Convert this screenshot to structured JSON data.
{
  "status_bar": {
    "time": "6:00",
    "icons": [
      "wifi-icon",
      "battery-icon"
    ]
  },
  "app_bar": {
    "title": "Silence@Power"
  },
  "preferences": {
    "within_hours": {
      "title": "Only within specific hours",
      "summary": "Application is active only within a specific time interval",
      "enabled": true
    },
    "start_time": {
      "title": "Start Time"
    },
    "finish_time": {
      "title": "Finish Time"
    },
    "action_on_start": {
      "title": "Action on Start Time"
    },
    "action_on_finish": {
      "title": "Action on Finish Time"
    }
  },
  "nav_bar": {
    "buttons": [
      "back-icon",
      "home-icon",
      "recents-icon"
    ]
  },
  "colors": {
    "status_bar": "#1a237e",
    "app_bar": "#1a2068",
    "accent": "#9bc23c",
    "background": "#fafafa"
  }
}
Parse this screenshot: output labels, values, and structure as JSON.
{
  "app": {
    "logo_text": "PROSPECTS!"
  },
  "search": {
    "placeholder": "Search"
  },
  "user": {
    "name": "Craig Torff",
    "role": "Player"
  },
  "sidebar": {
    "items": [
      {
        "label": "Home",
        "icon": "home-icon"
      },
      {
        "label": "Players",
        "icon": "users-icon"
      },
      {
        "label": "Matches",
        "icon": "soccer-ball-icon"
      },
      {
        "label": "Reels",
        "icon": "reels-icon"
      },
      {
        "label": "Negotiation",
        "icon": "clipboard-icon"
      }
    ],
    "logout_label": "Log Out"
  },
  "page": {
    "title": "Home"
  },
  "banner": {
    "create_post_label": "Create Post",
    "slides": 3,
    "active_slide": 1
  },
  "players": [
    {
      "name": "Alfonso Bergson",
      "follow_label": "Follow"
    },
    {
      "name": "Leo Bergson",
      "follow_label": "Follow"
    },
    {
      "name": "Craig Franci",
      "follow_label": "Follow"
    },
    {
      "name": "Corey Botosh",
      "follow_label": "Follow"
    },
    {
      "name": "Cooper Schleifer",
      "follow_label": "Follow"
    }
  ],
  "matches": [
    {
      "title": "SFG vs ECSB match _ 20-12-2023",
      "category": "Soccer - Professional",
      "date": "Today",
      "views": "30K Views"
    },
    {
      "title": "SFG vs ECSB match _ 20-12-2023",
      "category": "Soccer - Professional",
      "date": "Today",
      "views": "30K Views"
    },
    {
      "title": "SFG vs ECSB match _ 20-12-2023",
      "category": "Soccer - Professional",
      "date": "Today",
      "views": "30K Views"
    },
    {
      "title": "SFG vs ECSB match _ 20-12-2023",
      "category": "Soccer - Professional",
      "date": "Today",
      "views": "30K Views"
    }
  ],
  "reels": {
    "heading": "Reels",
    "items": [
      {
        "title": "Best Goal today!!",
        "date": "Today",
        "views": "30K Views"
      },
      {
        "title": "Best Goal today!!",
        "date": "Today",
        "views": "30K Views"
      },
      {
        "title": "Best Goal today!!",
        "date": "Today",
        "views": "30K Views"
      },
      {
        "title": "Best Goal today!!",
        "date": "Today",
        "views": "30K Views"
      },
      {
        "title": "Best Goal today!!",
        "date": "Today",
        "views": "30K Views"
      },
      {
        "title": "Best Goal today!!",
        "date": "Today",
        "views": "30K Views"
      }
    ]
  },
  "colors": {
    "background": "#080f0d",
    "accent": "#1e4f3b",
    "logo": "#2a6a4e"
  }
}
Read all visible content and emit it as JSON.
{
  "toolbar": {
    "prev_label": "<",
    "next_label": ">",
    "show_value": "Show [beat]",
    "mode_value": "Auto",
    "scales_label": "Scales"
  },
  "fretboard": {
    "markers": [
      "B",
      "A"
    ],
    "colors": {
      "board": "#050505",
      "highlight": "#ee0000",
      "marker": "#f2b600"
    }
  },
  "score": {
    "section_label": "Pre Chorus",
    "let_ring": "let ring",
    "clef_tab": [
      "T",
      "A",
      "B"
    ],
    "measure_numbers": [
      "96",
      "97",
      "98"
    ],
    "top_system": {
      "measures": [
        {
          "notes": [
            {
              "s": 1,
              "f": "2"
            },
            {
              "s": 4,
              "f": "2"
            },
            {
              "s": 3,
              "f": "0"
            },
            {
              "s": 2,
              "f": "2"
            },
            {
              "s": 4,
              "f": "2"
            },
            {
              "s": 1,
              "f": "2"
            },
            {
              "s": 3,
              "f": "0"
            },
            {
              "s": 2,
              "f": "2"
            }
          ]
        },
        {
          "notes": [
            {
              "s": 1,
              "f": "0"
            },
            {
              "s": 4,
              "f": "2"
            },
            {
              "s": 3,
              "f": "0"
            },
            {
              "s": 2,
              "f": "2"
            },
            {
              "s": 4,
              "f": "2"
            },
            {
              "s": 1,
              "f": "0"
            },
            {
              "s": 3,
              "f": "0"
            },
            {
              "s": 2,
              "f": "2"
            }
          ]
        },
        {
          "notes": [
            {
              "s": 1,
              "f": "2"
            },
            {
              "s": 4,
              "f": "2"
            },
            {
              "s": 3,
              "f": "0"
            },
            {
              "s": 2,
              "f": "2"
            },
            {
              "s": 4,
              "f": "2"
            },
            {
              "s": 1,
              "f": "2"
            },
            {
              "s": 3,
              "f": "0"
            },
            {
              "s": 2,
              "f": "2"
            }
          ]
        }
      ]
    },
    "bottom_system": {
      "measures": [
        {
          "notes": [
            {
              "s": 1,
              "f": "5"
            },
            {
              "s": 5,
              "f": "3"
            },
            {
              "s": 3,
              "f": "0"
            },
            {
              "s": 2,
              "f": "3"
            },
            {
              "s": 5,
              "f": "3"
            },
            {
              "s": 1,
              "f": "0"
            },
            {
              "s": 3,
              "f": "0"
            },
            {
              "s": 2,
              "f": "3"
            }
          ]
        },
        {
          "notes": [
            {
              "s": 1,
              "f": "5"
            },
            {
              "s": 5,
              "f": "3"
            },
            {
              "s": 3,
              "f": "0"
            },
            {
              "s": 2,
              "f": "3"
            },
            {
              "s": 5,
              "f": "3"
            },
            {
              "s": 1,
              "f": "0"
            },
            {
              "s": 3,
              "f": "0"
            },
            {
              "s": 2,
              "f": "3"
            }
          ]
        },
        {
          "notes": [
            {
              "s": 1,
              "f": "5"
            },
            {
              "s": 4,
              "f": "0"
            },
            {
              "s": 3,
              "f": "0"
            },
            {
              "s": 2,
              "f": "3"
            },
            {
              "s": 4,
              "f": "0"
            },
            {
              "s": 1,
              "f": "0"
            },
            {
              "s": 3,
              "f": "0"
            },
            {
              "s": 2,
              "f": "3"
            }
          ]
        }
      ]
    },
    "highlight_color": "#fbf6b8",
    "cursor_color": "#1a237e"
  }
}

Given problem
Reproduce every line of the data verbatim.

Finished task
Convert this screenshot to structured JSON data.
{
  "status_bar": {
    "time": "6:00",
    "icons": [
      "wifi-icon",
      "battery-icon"
    ]
  },
  "app_bar": {
    "title": "Silence@Power"
  },
  "preferences": {
    "within_hours": {
      "title": "Only within specific hours",
      "summary": "Application is active only within a specific time interval",
      "enabled": true
    },
    "start_time": {
      "title": "Start Time"
    },
    "finish_time": {
      "title": "Finish Time"
    },
    "action_on_start": {
      "title": "Action on Start Time"
    },
    "action_on_finish": {
      "title": "Action on Finish Time"
    }
  },
  "nav_bar": {
    "buttons": [
      "back-icon",
      "home-icon",
      "recents-icon"
    ]
  },
  "colors": {
    "status_bar": "#1a237e",
    "app_bar": "#1a2068",
    "accent": "#9bc23c",
    "background": "#fafafa"
  }
}
Parse this screenshot: output labels, values, and structure as JSON.
{
  "app": {
    "logo_text": "PROSPECTS!"
  },
  "search": {
    "placeholder": "Search"
  },
  "user": {
    "name": "Craig Torff",
    "role": "Player"
  },
  "sidebar": {
    "items": [
      {
        "label": "Home",
        "icon": "home-icon"
      },
      {
        "label": "Players",
        "icon": "users-icon"
      },
      {
        "label": "Matches",
        "icon": "soccer-ball-icon"
      },
      {
        "label": "Reels",
        "icon": "reels-icon"
      },
      {
        "label": "Negotiation",
        "icon": "clipboard-icon"
      }
    ],
    "logout_label": "Log Out"
  },
  "page": {
    "title": "Home"
  },
  "banner": {
    "create_post_label": "Create Post",
    "slides": 3,
    "active_slide": 1
  },
  "players": [
    {
      "name": "Alfonso Bergson",
      "follow_label": "Follow"
    },
    {
      "name": "Leo Bergson",
      "follow_label": "Follow"
    },
    {
      "name": "Craig Franci",
      "follow_label": "Follow"
    },
    {
      "name": "Corey Botosh",
      "follow_label": "Follow"
    },
    {
      "name": "Cooper Schleifer",
      "follow_label": "Follow"
    }
  ],
  "matches": [
    {
      "title": "SFG vs ECSB match _ 20-12-2023",
      "category": "Soccer - Professional",
      "date": "Today",
      "views": "30K Views"
    },
    {
      "title": "SFG vs ECSB match _ 20-12-2023",
      "category": "Soccer - Professional",
      "date": "Today",
      "views": "30K Views"
    },
    {
      "title": "SFG vs ECSB match _ 20-12-2023",
      "category": "Soccer - Professional",
      "date": "Today",
      "views": "30K Views"
    },
    {
      "title": "SFG vs ECSB match _ 20-12-2023",
      "category": "Soccer - Professional",
      "date": "Today",
      "views": "30K Views"
    }
  ],
  "reels": {
    "heading": "Reels",
    "items": [
      {
        "title": "Best Goal today!!",
        "date": "Today",
        "views": "30K Views"
      },
      {
        "title": "Best Goal today!!",
        "date": "Today",
        "views": "30K Views"
      },
      {
        "title": "Best Goal today!!",
        "date": "Today",
        "views": "30K Views"
      },
      {
        "title": "Best Goal today!!",
        "date": "Today",
        "views": "30K Views"
      },
      {
        "title": "Best Goal today!!",
        "date": "Today",
        "views": "30K Views"
      },
      {
        "title": "Best Goal today!!",
        "date": "Today",
        "views": "30K Views"
      }
    ]
  },
  "colors": {
    "background": "#080f0d",
    "accent": "#1e4f3b",
    "logo": "#2a6a4e"
  }
}
Read all visible content and emit it as JSON.
{
  "toolbar": {
    "prev_label": "<",
    "next_label": ">",
    "show_value": "Show [beat]",
    "mode_value": "Auto",
    "scales_label": "Scales"
  },
  "fretboard": {
    "markers": [
      "B",
      "A"
    ],
    "colors": {
      "board": "#050505",
      "highlight": "#ee0000",
      "marker": "#f2b600"
    }
  },
  "score": {
    "section_label": "Pre Chorus",
    "let_ring": "let ring",
    "clef_tab": [
      "T",
      "A",
      "B"
    ],
    "measure_numbers": [
      "96",
      "97",
      "98"
    ],
    "top_system": {
      "measures": [
        {
          "notes": [
            {
              "s": 1,
              "f": "2"
            },
            {
              "s": 4,
              "f": "2"
            },
            {
              "s": 3,
              "f": "0"
            },
            {
              "s": 2,
              "f": "2"
            },
            {
              "s": 4,
              "f": "2"
            },
            {
              "s": 1,
              "f": "2"
            },
            {
              "s": 3,
              "f": "0"
            },
            {
              "s": 2,
              "f": "2"
            }
          ]
        },
        {
          "notes": [
            {
              "s": 1,
              "f": "0"
            },
            {
              "s": 4,
              "f": "2"
            },
            {
              "s": 3,
              "f": "0"
            },
            {
              "s": 2,
              "f": "2"
            },
            {
              "s": 4,
              "f": "2"
            },
            {
              "s": 1,
              "f": "0"
            },
            {
              "s": 3,
              "f": "0"
            },
            {
              "s": 2,
              "f": "2"
            }
          ]
        },
        {
          "notes": [
            {
              "s": 1,
              "f": "2"
            },
            {
              "s": 4,
              "f": "2"
            },
            {
              "s": 3,
              "f": "0"
            },
            {
              "s": 2,
              "f": "2"
            },
            {
              "s": 4,
              "f": "2"
            },
            {
              "s": 1,
              "f": "2"
            },
            {
              "s": 3,
              "f": "0"
            },
            {
              "s": 2,
              "f": "2"
            }
          ]
        }
      ]
    },
    "bottom_system": {
      "measures": [
        {
          "notes": [
            {
              "s": 1,
              "f": "5"
            },
            {
              "s": 5,
              "f": "3"
            },
            {
              "s": 3,
              "f": "0"
            },
            {
              "s": 2,
              "f": "3"
            },
            {
              "s": 5,
              "f": "3"
            },
            {
              "s": 1,
              "f": "0"
            },
            {
              "s": 3,
              "f": "0"
            },
            {
              "s": 2,
              "f": "3"
            }
          ]
        },
        {
          "notes": [
            {
              "s": 1,
              "f": "5"
            },
            {
              "s": 5,
              "f": "3"
            },
            {
              "s": 3,
              "f": "0"
            },
            {
              "s": 2,
              "f": "3"
            },
            {
              "s": 5,
              "f": "3"
            },
            {
              "s": 1,
              "f": "0"
            },
            {
              "s": 3,
              "f": "0"
            },
            {
              "s": 2,
              "f": "3"
            }
          ]
        },
        {
          "notes": [
            {
              "s": 1,
              "f": "5"
            },
            {
              "s": 4,
              "f": "0"
            },
            {
              "s": 3,
              "f": "0"
            },
            {
              "s": 2,
              "f": "3"
            },
            {
              "s": 4,
              "f": "0"
            },
            {
              "s": 1,
              "f": "0"
            },
            {
              "s": 3,
              "f": "0"
            },
            {
              "s": 2,
              "f": "3"
            }
          ]
        }
      ]
    },
    "highlight_color": "#fbf6b8",
    "cursor_color": "#1a237e"
  }
}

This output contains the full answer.